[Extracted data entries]
===

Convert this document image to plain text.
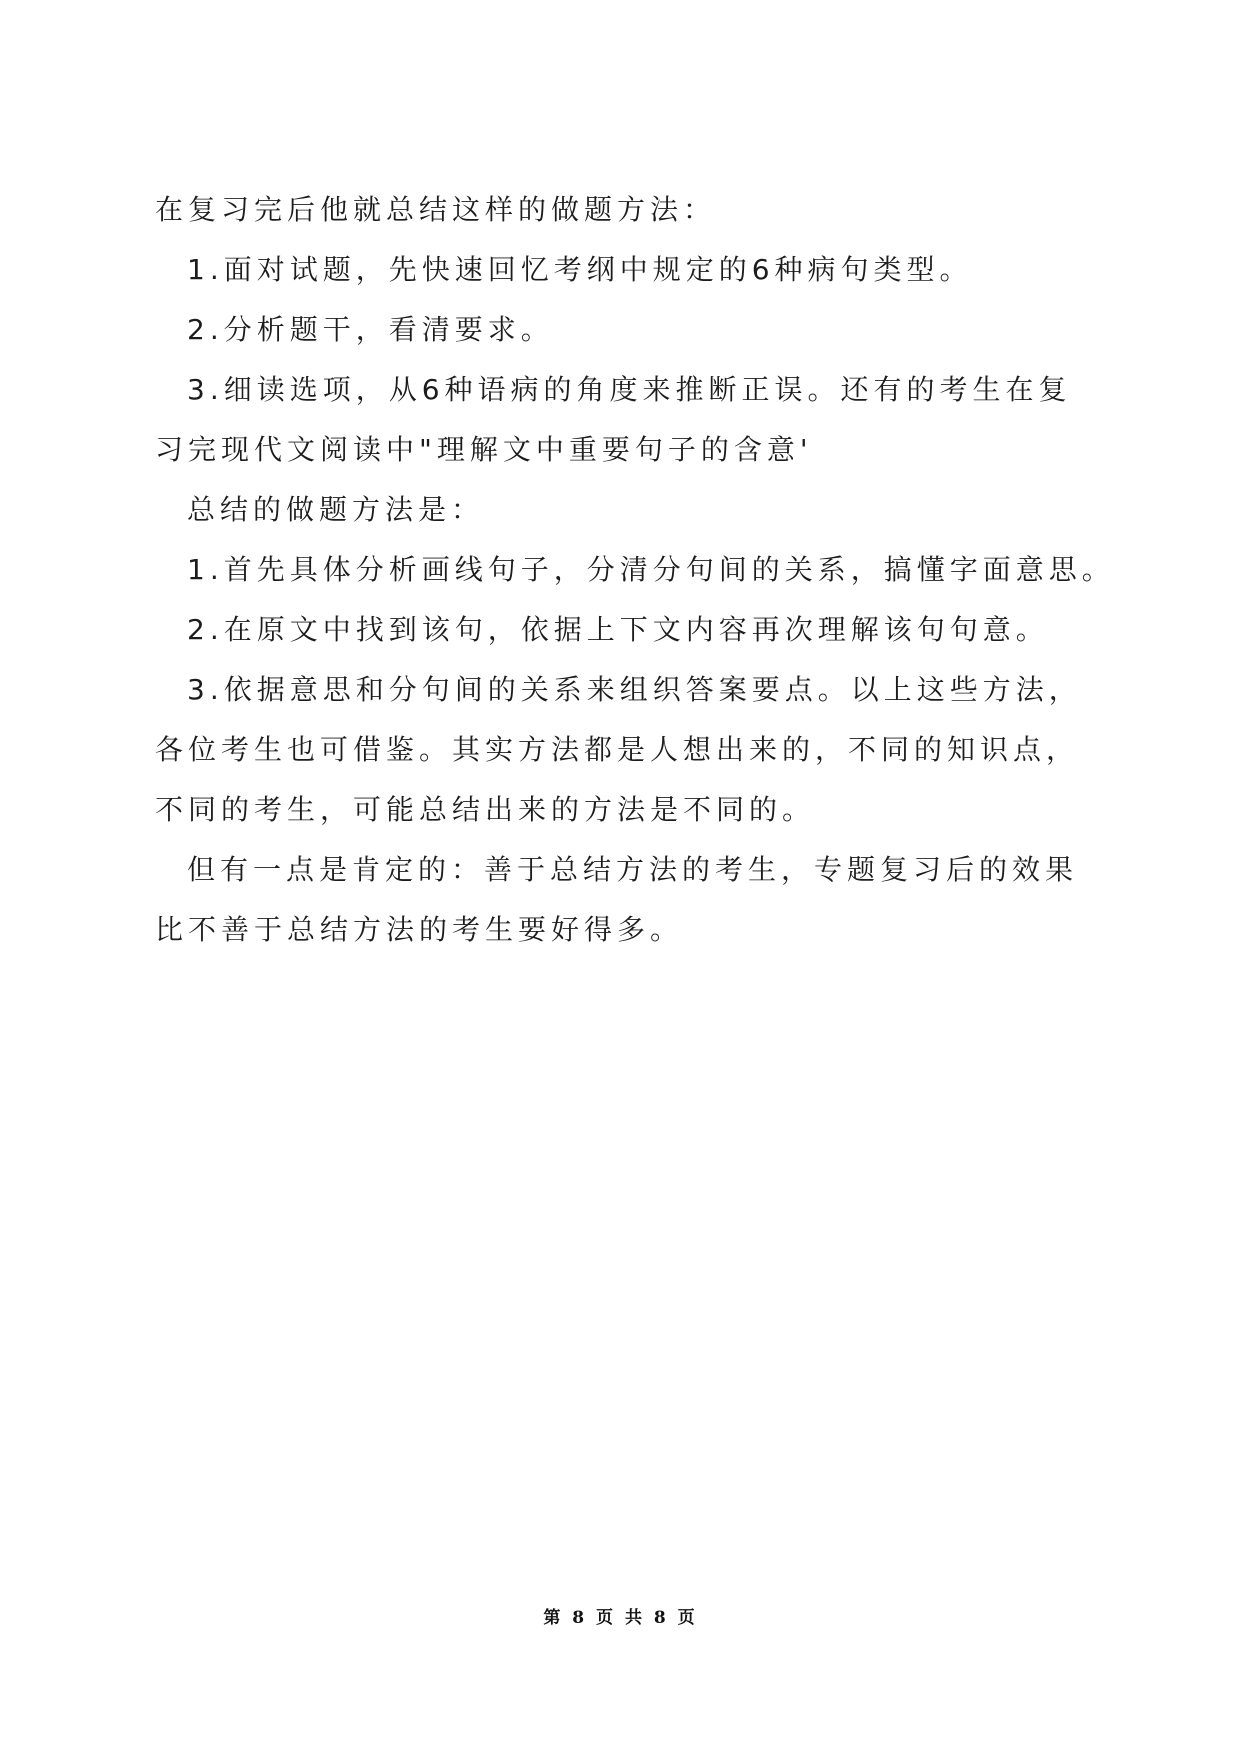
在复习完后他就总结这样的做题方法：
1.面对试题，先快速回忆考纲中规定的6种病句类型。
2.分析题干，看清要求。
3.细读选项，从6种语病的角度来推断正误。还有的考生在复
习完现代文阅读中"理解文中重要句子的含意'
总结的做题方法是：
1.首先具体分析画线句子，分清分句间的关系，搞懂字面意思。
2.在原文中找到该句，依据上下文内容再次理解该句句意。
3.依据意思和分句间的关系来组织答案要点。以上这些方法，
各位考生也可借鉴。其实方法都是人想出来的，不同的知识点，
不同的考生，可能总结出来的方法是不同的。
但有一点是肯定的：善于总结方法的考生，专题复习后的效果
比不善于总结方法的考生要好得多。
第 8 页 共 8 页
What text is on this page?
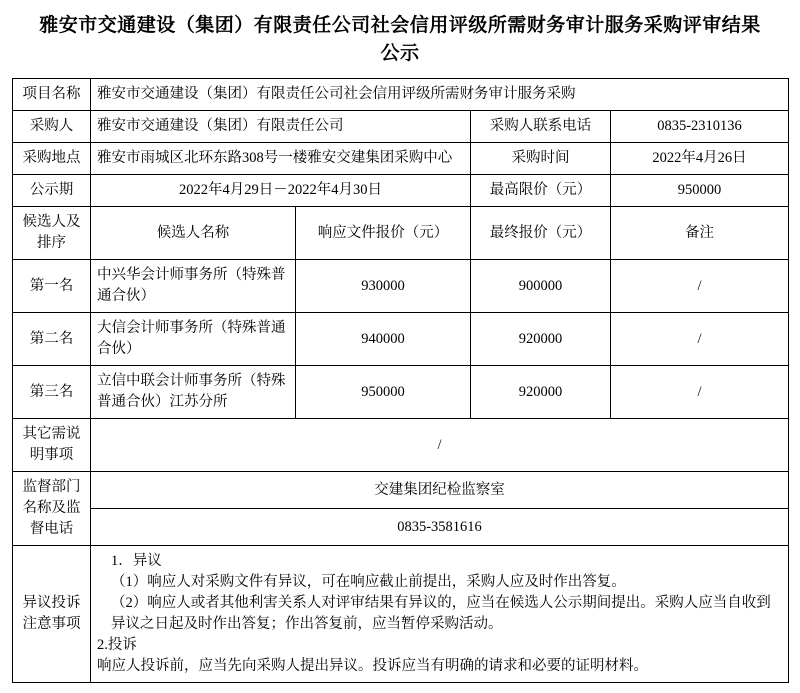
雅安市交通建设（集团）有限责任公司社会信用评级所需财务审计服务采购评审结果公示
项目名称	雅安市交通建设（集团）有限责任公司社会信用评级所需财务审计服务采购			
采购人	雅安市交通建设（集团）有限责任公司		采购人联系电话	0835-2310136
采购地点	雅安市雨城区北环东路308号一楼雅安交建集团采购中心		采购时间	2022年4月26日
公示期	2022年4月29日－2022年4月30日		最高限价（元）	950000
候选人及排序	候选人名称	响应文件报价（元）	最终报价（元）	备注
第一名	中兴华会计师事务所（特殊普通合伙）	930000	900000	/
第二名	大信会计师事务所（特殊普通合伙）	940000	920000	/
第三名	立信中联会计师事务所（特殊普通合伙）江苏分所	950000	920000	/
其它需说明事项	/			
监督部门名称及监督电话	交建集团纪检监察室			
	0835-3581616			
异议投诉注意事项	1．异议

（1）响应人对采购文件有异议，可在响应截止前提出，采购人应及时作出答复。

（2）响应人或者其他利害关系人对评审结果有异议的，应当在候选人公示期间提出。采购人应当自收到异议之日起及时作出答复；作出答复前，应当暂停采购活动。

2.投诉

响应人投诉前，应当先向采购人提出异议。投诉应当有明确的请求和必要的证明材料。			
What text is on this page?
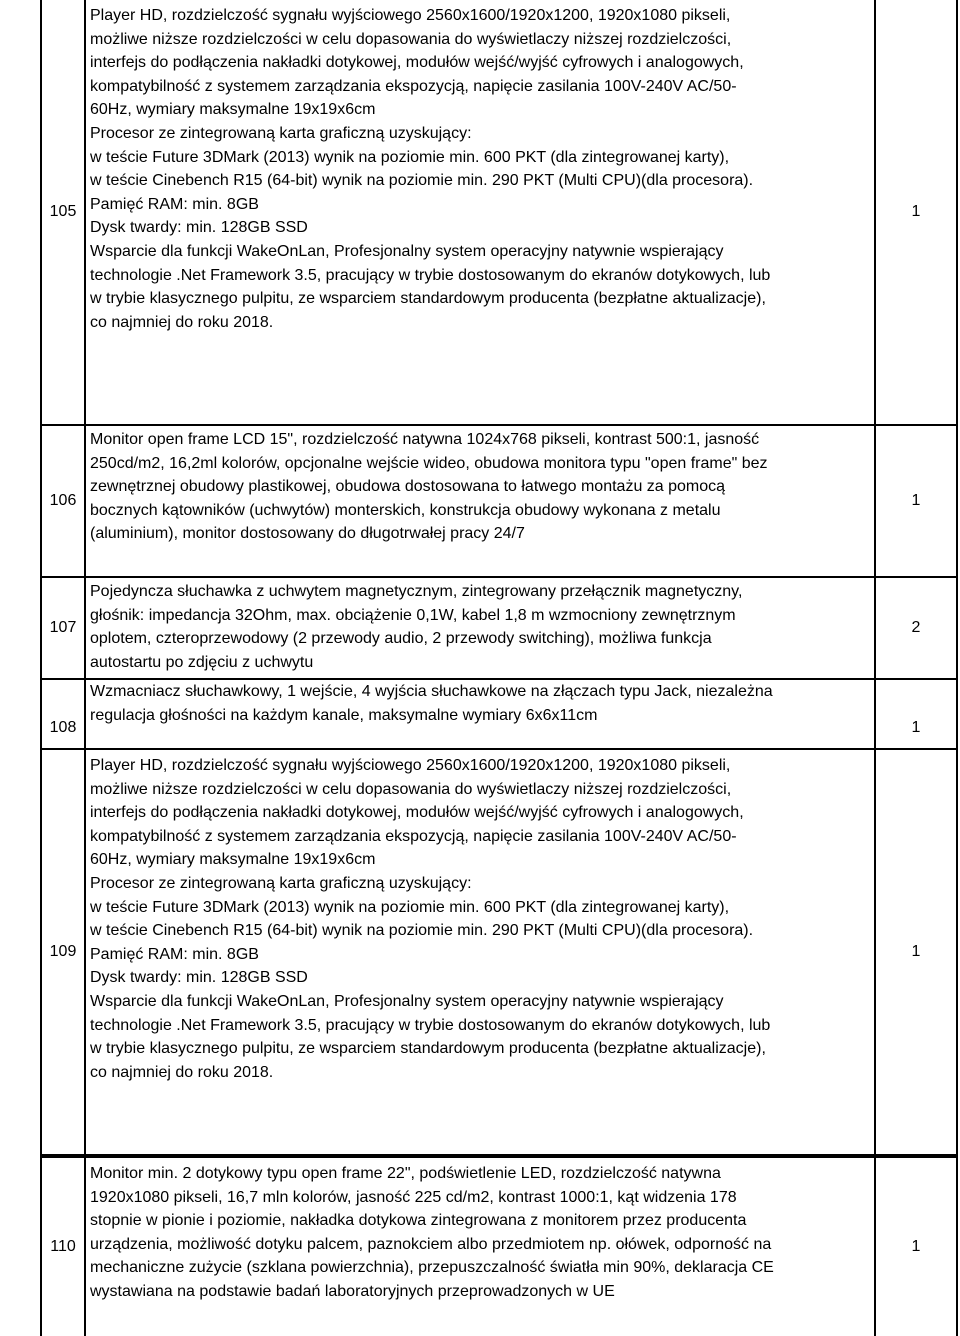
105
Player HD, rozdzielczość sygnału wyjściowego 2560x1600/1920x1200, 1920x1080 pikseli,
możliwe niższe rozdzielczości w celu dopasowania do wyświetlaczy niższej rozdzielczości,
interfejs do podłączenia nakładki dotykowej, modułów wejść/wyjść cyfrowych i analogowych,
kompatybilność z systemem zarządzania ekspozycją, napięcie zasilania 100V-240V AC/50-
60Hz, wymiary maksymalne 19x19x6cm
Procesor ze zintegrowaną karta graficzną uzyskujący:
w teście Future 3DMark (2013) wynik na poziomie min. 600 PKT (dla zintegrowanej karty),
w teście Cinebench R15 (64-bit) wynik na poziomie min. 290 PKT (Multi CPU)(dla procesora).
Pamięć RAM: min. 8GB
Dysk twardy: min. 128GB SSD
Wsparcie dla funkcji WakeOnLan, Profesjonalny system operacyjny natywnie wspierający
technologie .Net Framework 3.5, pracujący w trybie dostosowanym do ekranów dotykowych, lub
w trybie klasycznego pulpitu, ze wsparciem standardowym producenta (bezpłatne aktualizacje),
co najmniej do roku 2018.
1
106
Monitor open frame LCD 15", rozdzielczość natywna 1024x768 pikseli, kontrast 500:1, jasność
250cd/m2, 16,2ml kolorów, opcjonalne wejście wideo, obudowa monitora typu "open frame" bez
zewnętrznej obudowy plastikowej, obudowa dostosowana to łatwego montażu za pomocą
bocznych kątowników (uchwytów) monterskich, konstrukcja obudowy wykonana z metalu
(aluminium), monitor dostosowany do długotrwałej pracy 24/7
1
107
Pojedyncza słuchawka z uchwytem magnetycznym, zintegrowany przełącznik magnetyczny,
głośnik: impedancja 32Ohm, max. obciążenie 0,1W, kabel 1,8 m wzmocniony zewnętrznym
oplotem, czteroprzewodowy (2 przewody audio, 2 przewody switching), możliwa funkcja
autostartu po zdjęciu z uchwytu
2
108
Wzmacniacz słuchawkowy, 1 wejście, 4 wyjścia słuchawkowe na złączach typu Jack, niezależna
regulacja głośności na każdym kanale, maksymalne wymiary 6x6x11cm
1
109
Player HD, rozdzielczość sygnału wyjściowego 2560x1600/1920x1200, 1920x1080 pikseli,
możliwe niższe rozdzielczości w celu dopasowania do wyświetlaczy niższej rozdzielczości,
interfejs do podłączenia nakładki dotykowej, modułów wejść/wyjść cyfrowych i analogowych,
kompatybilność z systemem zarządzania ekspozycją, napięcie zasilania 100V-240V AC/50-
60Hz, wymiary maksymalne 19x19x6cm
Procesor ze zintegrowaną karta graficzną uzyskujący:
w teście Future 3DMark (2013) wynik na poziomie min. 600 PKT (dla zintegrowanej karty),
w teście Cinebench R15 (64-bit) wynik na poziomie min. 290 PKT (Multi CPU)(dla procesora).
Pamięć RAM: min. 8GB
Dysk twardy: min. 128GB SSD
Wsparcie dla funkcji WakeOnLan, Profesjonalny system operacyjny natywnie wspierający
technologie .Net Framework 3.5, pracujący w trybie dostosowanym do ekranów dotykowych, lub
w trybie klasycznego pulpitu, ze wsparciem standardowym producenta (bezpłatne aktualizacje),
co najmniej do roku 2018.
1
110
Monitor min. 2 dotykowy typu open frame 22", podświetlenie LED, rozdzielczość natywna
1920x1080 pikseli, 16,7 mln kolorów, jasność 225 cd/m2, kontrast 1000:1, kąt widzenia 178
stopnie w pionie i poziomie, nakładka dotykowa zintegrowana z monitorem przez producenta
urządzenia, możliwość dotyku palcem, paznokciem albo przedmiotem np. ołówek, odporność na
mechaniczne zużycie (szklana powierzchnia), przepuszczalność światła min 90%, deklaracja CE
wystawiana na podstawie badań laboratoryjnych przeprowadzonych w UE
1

===

= REQUIRED TASK =
Retype all the records shown above, character for character. Omit every picture.

= CORRECT OUTPUT =
Convert this document image to plain text.
在复习完后他就总结这样的做题方法：
1.面对试题，先快速回忆考纲中规定的6种病句类型。
2.分析题干，看清要求。
3.细读选项，从6种语病的角度来推断正误。还有的考生在复
习完现代文阅读中"理解文中重要句子的含意'
总结的做题方法是：
1.首先具体分析画线句子，分清分句间的关系，搞懂字面意思。
2.在原文中找到该句，依据上下文内容再次理解该句句意。
3.依据意思和分句间的关系来组织答案要点。以上这些方法，
各位考生也可借鉴。其实方法都是人想出来的，不同的知识点，
不同的考生，可能总结出来的方法是不同的。
但有一点是肯定的：善于总结方法的考生，专题复习后的效果
比不善于总结方法的考生要好得多。
第 8 页 共 8 页
What text is on this page?
雅安市交通建设（集团）有限责任公司社会信用评级所需财务审计服务采购评审结果公示
项目名称	雅安市交通建设（集团）有限责任公司社会信用评级所需财务审计服务采购			
采购人	雅安市交通建设（集团）有限责任公司		采购人联系电话	0835-2310136
采购地点	雅安市雨城区北环东路308号一楼雅安交建集团采购中心		采购时间	2022年4月26日
公示期	2022年4月29日－2022年4月30日		最高限价（元）	950000
候选人及排序	候选人名称	响应文件报价（元）	最终报价（元）	备注
第一名	中兴华会计师事务所（特殊普通合伙）	930000	900000	/
第二名	大信会计师事务所（特殊普通合伙）	940000	920000	/
第三名	立信中联会计师事务所（特殊普通合伙）江苏分所	950000	920000	/
其它需说明事项	/			
监督部门名称及监督电话	交建集团纪检监察室			
	0835-3581616			
异议投诉注意事项	1．异议

（1）响应人对采购文件有异议，可在响应截止前提出，采购人应及时作出答复。

（2）响应人或者其他利害关系人对评审结果有异议的，应当在候选人公示期间提出。采购人应当自收到异议之日起及时作出答复；作出答复前，应当暂停采购活动。

2.投诉

响应人投诉前，应当先向采购人提出异议。投诉应当有明确的请求和必要的证明材料。			
What text is on this page?
105
Player HD, rozdzielczość sygnału wyjściowego 2560x1600/1920x1200, 1920x1080 pikseli,
możliwe niższe rozdzielczości w celu dopasowania do wyświetlaczy niższej rozdzielczości,
interfejs do podłączenia nakładki dotykowej, modułów wejść/wyjść cyfrowych i analogowych,
kompatybilność z systemem zarządzania ekspozycją, napięcie zasilania 100V-240V AC/50-
60Hz, wymiary maksymalne 19x19x6cm
Procesor ze zintegrowaną karta graficzną uzyskujący:
w teście Future 3DMark (2013) wynik na poziomie min. 600 PKT (dla zintegrowanej karty),
w teście Cinebench R15 (64-bit) wynik na poziomie min. 290 PKT (Multi CPU)(dla procesora).
Pamięć RAM: min. 8GB
Dysk twardy: min. 128GB SSD
Wsparcie dla funkcji WakeOnLan, Profesjonalny system operacyjny natywnie wspierający
technologie .Net Framework 3.5, pracujący w trybie dostosowanym do ekranów dotykowych, lub
w trybie klasycznego pulpitu, ze wsparciem standardowym producenta (bezpłatne aktualizacje),
co najmniej do roku 2018.
1
106
Monitor open frame LCD 15", rozdzielczość natywna 1024x768 pikseli, kontrast 500:1, jasność
250cd/m2, 16,2ml kolorów, opcjonalne wejście wideo, obudowa monitora typu "open frame" bez
zewnętrznej obudowy plastikowej, obudowa dostosowana to łatwego montażu za pomocą
bocznych kątowników (uchwytów) monterskich, konstrukcja obudowy wykonana z metalu
(aluminium), monitor dostosowany do długotrwałej pracy 24/7
1
107
Pojedyncza słuchawka z uchwytem magnetycznym, zintegrowany przełącznik magnetyczny,
głośnik: impedancja 32Ohm, max. obciążenie 0,1W, kabel 1,8 m wzmocniony zewnętrznym
oplotem, czteroprzewodowy (2 przewody audio, 2 przewody switching), możliwa funkcja
autostartu po zdjęciu z uchwytu
2
108
Wzmacniacz słuchawkowy, 1 wejście, 4 wyjścia słuchawkowe na złączach typu Jack, niezależna
regulacja głośności na każdym kanale, maksymalne wymiary 6x6x11cm
1
109
Player HD, rozdzielczość sygnału wyjściowego 2560x1600/1920x1200, 1920x1080 pikseli,
możliwe niższe rozdzielczości w celu dopasowania do wyświetlaczy niższej rozdzielczości,
interfejs do podłączenia nakładki dotykowej, modułów wejść/wyjść cyfrowych i analogowych,
kompatybilność z systemem zarządzania ekspozycją, napięcie zasilania 100V-240V AC/50-
60Hz, wymiary maksymalne 19x19x6cm
Procesor ze zintegrowaną karta graficzną uzyskujący:
w teście Future 3DMark (2013) wynik na poziomie min. 600 PKT (dla zintegrowanej karty),
w teście Cinebench R15 (64-bit) wynik na poziomie min. 290 PKT (Multi CPU)(dla procesora).
Pamięć RAM: min. 8GB
Dysk twardy: min. 128GB SSD
Wsparcie dla funkcji WakeOnLan, Profesjonalny system operacyjny natywnie wspierający
technologie .Net Framework 3.5, pracujący w trybie dostosowanym do ekranów dotykowych, lub
w trybie klasycznego pulpitu, ze wsparciem standardowym producenta (bezpłatne aktualizacje),
co najmniej do roku 2018.
1
110
Monitor min. 2 dotykowy typu open frame 22", podświetlenie LED, rozdzielczość natywna
1920x1080 pikseli, 16,7 mln kolorów, jasność 225 cd/m2, kontrast 1000:1, kąt widzenia 178
stopnie w pionie i poziomie, nakładka dotykowa zintegrowana z monitorem przez producenta
urządzenia, możliwość dotyku palcem, paznokciem albo przedmiotem np. ołówek, odporność na
mechaniczne zużycie (szklana powierzchnia), przepuszczalność światła min 90%, deklaracja CE
wystawiana na podstawie badań laboratoryjnych przeprowadzonych w UE
1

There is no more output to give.